Hannah Scates Kettler, Iowa State University

In: Sarah E. Bond, Paul Dilley, and Ryan Horne, eds. 2021. Linked Open Data for the Ancient Mediterranean: Structures, Practices, Prospects. ISAW Papers 20.


Abstract: As with many new kinds of research, new rules must be created on the fly and new ways of sharing and distributing research begin to pop up in unexpected and, generally, unorganized ways. As with many disciplines, structures emerge to support the maturing methodology and 3D is at the juncture of innovation and the necessity of structure. In order to support the continuation of 3D research, innovation and new knowledge creation is only possible if it can be shared, disseminated and live beyond the velocity of technological obsolescence. The possibilities inherent in Linked Open Data combined with the need for contextual, complex and diverse data for 3D research have the potential to develop into a robust way of interacting, teaching, and learning with 3D ancient scholarship. The initiatives mentioned herein are actively building the infrastructure to enable more projects to participate in this new research methodology. Yet there are some foundational principles and examples one can draw upon when approaching their 3D dataset for integration with linked open data requirements. Following continued development via initiatives like Community Standards for 3D Preservation (Cs3DP), and others, is one way to maintain connection to this evolving and exciting area of study.

Library of Congress Subjects: Three-dimensional modeling; Linked data.

| Problems |
- a) Name every editor listed in the citation of the text on 3D research and linked open data.
- b) Render this sentence from the text on 3D research and linked open data in Spanish: "The initiatives mentioned herein are actively building the infrastructure to enable more projects to participate in this new research methodology."
- c) Write what would come next in the text on 3D research and linked open data, picking up after its final line.

[Recorded data]
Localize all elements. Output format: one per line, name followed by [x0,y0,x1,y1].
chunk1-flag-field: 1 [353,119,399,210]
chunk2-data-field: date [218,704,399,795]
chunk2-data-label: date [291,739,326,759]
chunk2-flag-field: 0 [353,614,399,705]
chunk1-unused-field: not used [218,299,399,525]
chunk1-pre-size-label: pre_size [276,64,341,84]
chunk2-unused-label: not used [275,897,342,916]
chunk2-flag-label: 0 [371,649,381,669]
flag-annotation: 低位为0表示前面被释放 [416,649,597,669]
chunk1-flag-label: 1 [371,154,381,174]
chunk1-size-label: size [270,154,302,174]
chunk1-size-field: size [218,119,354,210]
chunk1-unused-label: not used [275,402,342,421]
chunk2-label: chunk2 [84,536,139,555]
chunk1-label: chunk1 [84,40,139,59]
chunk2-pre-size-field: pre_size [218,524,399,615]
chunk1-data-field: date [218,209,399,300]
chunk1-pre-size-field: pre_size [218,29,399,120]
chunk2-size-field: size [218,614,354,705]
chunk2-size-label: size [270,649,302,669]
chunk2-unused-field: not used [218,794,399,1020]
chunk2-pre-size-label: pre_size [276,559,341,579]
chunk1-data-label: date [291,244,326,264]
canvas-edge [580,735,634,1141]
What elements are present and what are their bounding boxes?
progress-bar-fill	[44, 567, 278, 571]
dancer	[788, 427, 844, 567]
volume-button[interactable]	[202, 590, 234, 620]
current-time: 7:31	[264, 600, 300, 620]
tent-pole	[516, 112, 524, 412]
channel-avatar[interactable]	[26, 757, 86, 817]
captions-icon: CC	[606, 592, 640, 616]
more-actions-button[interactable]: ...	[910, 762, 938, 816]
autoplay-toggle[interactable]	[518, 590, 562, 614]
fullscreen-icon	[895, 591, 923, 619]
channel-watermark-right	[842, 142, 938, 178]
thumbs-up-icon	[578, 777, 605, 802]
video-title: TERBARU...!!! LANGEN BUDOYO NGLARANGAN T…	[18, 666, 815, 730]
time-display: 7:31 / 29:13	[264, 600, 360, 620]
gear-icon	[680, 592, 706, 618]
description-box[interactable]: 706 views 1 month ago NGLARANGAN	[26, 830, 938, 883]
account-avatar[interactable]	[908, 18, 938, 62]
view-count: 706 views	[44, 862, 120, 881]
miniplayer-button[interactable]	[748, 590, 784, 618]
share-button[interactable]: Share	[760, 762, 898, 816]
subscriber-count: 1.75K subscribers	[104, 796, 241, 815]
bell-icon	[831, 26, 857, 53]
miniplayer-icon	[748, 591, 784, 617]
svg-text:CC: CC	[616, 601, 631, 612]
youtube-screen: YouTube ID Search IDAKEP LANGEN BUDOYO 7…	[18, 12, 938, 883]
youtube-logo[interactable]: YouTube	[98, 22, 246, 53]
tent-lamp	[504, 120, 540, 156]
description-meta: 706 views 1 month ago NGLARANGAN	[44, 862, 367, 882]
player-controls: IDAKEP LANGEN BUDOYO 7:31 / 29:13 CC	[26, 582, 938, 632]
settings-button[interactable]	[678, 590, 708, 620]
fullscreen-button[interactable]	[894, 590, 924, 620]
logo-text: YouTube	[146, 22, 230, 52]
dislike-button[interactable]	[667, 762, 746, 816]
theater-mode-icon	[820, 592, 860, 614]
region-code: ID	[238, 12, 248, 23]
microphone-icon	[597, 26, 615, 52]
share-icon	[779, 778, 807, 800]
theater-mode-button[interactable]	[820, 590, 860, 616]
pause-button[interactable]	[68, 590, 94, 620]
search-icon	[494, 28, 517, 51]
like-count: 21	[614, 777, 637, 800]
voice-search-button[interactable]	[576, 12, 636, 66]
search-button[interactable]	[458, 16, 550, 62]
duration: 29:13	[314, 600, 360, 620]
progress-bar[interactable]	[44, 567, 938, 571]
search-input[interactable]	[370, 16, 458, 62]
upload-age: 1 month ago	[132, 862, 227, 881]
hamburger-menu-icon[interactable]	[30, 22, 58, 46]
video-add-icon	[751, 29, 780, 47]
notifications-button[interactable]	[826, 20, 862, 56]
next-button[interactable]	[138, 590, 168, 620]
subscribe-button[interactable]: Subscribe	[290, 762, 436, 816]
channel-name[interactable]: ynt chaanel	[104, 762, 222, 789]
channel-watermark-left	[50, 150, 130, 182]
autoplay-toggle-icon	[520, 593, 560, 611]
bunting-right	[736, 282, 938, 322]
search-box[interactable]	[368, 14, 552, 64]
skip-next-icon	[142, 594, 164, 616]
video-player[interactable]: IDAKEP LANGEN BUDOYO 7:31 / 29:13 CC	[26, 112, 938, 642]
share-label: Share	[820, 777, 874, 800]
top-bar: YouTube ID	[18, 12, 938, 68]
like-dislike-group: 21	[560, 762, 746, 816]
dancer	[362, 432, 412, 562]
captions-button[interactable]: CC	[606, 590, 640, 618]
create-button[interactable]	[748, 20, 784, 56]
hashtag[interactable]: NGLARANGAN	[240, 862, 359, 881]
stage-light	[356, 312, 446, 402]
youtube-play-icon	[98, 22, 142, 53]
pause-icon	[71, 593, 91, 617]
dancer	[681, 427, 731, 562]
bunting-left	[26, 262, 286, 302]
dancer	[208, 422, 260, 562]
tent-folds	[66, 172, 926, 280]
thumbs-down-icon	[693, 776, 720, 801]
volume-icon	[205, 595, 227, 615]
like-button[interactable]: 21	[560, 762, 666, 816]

| Outputs by task |
- a) Sarah E. Bond, Paul Dilley, and Ryan Horne

- b) Las iniciativas mencionadas aquí están construyendo activamente la infraestructura para permitir que más proyectos participen en esta nueva metodología de investigación.

- c)
Research in the third dimension has increased significantly in the last 20 years. Before, 3D scholarship was relegated to institutions with large amounts of funding, but as 3D technology becomes increasingly more economical, more and more institutions and researchers are conducting and producing their research as a 3D expression.1

As with many new kinds of research, the approaches and methodologies are tested in ways not anticipated before. New rules have to be created on the fly and new ways of sharing and distributing said research begin to pop up in unexpected and, generally, unorganized ways. As with many disciplines, structures emerge to support the maturing methodology and 3D is at the juncture of innovation and the necessity of structure. In order to support the continuation of 3D research, innovation and new knowledge creation is only possible if it can be shared, disseminated and ultimately, live beyond the velocity of technological obsolescence.

Recalling myriad museum exhibits utilizing 3D like “The Mourners: Medieval Tomb Sculptures from the Court of Burgundy,” which was a traveling exhibit between the Dallas Museum of Art and Musée des Beaux-Arts funded by the French Regional American Museum Exchange in 2010, or recall the impact of Adobe’s Flash platform and its impact on 3D animation,2 or the rapid turnover of augmented reality apps that contained 3D experiences.3 Today, the majority of these projects and platforms are no longer supported or the technology has changed such that these platforms no longer function, leaving the 3D orphaned and unattainable and relegated to individual memory. If you’re anything like me, your memory, perhaps, is not the most reliable research methodology.4

One need not rely on the lifespan of a piece of rendering software in order to interact with, or view 3D scholarship. The visualization of the data is not the only product that lends itself to Linked Open Data. 3D research need not be bound by the technology as it has been in the past. Linked Open Data has the potential to not only aid in the discovery of 3D research, but also aid in the creation of new relationships that provide context to 3D data, provide pathways for viewing and interaction (should appropriate metadata be captured) and therefore provide an extension on a much too short lifecycle for 3D by supporting reuse and revitalization of these data.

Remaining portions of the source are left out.